» Directions:
Give every entry again, word for word and in full.

» Task input:
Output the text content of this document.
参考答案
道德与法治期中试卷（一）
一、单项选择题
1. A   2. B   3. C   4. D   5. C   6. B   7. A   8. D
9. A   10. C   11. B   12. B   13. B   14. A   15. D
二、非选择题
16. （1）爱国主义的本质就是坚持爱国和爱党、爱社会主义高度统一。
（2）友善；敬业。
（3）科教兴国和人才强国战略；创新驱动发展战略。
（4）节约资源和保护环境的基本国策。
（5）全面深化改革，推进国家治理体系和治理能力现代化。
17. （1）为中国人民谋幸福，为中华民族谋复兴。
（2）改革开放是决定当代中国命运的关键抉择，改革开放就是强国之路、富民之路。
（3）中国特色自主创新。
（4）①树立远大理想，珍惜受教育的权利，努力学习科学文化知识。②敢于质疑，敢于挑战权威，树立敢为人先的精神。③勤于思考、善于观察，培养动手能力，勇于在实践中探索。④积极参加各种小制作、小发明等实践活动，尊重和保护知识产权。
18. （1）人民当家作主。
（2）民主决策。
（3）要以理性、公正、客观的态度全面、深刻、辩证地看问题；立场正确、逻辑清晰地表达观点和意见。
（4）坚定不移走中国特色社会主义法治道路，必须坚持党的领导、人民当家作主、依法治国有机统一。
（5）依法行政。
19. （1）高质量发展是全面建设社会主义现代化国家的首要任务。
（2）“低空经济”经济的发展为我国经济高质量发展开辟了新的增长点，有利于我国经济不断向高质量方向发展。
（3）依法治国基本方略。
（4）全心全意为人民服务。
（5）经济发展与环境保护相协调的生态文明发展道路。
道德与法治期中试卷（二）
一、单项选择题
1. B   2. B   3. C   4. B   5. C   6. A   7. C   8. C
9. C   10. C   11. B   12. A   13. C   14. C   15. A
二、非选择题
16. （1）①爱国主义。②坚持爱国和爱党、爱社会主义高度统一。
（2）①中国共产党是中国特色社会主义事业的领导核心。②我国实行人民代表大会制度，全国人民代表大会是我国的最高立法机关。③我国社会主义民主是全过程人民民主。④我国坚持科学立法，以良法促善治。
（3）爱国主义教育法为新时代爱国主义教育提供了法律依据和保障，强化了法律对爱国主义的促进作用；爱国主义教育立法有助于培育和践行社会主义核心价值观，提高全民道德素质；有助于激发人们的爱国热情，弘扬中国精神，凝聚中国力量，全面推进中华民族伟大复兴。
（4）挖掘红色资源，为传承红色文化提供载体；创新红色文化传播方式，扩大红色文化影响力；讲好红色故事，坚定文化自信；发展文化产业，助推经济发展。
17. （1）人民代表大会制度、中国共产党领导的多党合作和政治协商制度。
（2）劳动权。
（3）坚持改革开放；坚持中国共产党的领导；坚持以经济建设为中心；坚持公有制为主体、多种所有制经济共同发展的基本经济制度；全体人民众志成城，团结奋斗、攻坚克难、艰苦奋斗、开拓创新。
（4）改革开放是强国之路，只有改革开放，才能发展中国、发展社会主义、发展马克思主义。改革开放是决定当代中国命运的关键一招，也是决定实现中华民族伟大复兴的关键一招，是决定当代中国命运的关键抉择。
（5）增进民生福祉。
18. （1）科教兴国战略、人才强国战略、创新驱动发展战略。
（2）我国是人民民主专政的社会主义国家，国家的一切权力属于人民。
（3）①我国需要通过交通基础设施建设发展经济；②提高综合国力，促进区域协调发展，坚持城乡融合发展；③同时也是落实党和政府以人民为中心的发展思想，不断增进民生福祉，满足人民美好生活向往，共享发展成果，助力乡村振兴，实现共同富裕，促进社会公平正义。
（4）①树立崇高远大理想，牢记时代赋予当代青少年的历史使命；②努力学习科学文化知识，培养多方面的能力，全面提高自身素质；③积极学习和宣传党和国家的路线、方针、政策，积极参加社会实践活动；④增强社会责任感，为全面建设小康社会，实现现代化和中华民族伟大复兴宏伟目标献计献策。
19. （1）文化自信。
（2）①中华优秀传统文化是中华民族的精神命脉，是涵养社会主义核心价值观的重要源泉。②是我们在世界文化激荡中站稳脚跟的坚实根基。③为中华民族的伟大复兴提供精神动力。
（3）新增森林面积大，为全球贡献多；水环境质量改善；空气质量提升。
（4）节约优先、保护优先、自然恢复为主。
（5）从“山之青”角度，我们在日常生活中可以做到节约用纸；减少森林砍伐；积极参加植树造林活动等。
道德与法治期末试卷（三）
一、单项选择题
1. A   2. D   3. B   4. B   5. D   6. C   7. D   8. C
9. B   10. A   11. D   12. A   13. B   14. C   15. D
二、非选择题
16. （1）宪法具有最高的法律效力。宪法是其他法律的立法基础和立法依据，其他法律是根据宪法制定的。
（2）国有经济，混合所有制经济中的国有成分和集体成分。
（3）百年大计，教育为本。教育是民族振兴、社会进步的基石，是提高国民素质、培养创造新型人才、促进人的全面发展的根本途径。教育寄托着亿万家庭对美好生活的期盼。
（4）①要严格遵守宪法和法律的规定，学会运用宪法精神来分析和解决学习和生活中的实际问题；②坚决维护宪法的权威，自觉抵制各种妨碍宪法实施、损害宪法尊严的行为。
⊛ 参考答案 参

» Output below:
Output the text content of this document.
参考答案
道德与法治期中试卷（一）
一、单项选择题
1. A   2. B   3. C   4. D   5. C   6. B   7. A   8. D
9. A   10. C   11. B   12. B   13. B   14. A   15. D
二、非选择题
16. （1）爱国主义的本质就是坚持爱国和爱党、爱社会主义高度统一。
（2）友善；敬业。
（3）科教兴国和人才强国战略；创新驱动发展战略。
（4）节约资源和保护环境的基本国策。
（5）全面深化改革，推进国家治理体系和治理能力现代化。
17. （1）为中国人民谋幸福，为中华民族谋复兴。
（2）改革开放是决定当代中国命运的关键抉择，改革开放就是强国之路、富民之路。
（3）中国特色自主创新。
（4）①树立远大理想，珍惜受教育的权利，努力学习科学文化知识。②敢于质疑，敢于挑战权威，树立敢为人先的精神。③勤于思考、善于观察，培养动手能力，勇于在实践中探索。④积极参加各种小制作、小发明等实践活动，尊重和保护知识产权。
18. （1）人民当家作主。
（2）民主决策。
（3）要以理性、公正、客观的态度全面、深刻、辩证地看问题；立场正确、逻辑清晰地表达观点和意见。
（4）坚定不移走中国特色社会主义法治道路，必须坚持党的领导、人民当家作主、依法治国有机统一。
（5）依法行政。
19. （1）高质量发展是全面建设社会主义现代化国家的首要任务。
（2）“低空经济”经济的发展为我国经济高质量发展开辟了新的增长点，有利于我国经济不断向高质量方向发展。
（3）依法治国基本方略。
（4）全心全意为人民服务。
（5）经济发展与环境保护相协调的生态文明发展道路。
道德与法治期中试卷（二）
一、单项选择题
1. B   2. B   3. C   4. B   5. C   6. A   7. C   8. C
9. C   10. C   11. B   12. A   13. C   14. C   15. A
二、非选择题
16. （1）①爱国主义。②坚持爱国和爱党、爱社会主义高度统一。
（2）①中国共产党是中国特色社会主义事业的领导核心。②我国实行人民代表大会制度，全国人民代表大会是我国的最高立法机关。③我国社会主义民主是全过程人民民主。④我国坚持科学立法，以良法促善治。
（3）爱国主义教育法为新时代爱国主义教育提供了法律依据和保障，强化了法律对爱国主义的促进作用；爱国主义教育立法有助于培育和践行社会主义核心价值观，提高全民道德素质；有助于激发人们的爱国热情，弘扬中国精神，凝聚中国力量，全面推进中华民族伟大复兴。
（4）挖掘红色资源，为传承红色文化提供载体；创新红色文化传播方式，扩大红色文化影响力；讲好红色故事，坚定文化自信；发展文化产业，助推经济发展。
17. （1）人民代表大会制度、中国共产党领导的多党合作和政治协商制度。
（2）劳动权。
（3）坚持改革开放；坚持中国共产党的领导；坚持以经济建设为中心；坚持公有制为主体、多种所有制经济共同发展的基本经济制度；全体人民众志成城，团结奋斗、攻坚克难、艰苦奋斗、开拓创新。
（4）改革开放是强国之路，只有改革开放，才能发展中国、发展社会主义、发展马克思主义。改革开放是决定当代中国命运的关键一招，也是决定实现中华民族伟大复兴的关键一招，是决定当代中国命运的关键抉择。
（5）增进民生福祉。
18. （1）科教兴国战略、人才强国战略、创新驱动发展战略。
（2）我国是人民民主专政的社会主义国家，国家的一切权力属于人民。
（3）①我国需要通过交通基础设施建设发展经济；②提高综合国力，促进区域协调发展，坚持城乡融合发展；③同时也是落实党和政府以人民为中心的发展思想，不断增进民生福祉，满足人民美好生活向往，共享发展成果，助力乡村振兴，实现共同富裕，促进社会公平正义。
（4）①树立崇高远大理想，牢记时代赋予当代青少年的历史使命；②努力学习科学文化知识，培养多方面的能力，全面提高自身素质；③积极学习和宣传党和国家的路线、方针、政策，积极参加社会实践活动；④增强社会责任感，为全面建设小康社会，实现现代化和中华民族伟大复兴宏伟目标献计献策。
19. （1）文化自信。
（2）①中华优秀传统文化是中华民族的精神命脉，是涵养社会主义核心价值观的重要源泉。②是我们在世界文化激荡中站稳脚跟的坚实根基。③为中华民族的伟大复兴提供精神动力。
（3）新增森林面积大，为全球贡献多；水环境质量改善；空气质量提升。
（4）节约优先、保护优先、自然恢复为主。
（5）从“山之青”角度，我们在日常生活中可以做到节约用纸；减少森林砍伐；积极参加植树造林活动等。
道德与法治期末试卷（三）
一、单项选择题
1. A   2. D   3. B   4. B   5. D   6. C   7. D   8. C
9. B   10. A   11. D   12. A   13. B   14. C   15. D
二、非选择题
16. （1）宪法具有最高的法律效力。宪法是其他法律的立法基础和立法依据，其他法律是根据宪法制定的。
（2）国有经济，混合所有制经济中的国有成分和集体成分。
（3）百年大计，教育为本。教育是民族振兴、社会进步的基石，是提高国民素质、培养创造新型人才、促进人的全面发展的根本途径。教育寄托着亿万家庭对美好生活的期盼。
（4）①要严格遵守宪法和法律的规定，学会运用宪法精神来分析和解决学习和生活中的实际问题；②坚决维护宪法的权威，自觉抵制各种妨碍宪法实施、损害宪法尊严的行为。
⊛ 参考答案 参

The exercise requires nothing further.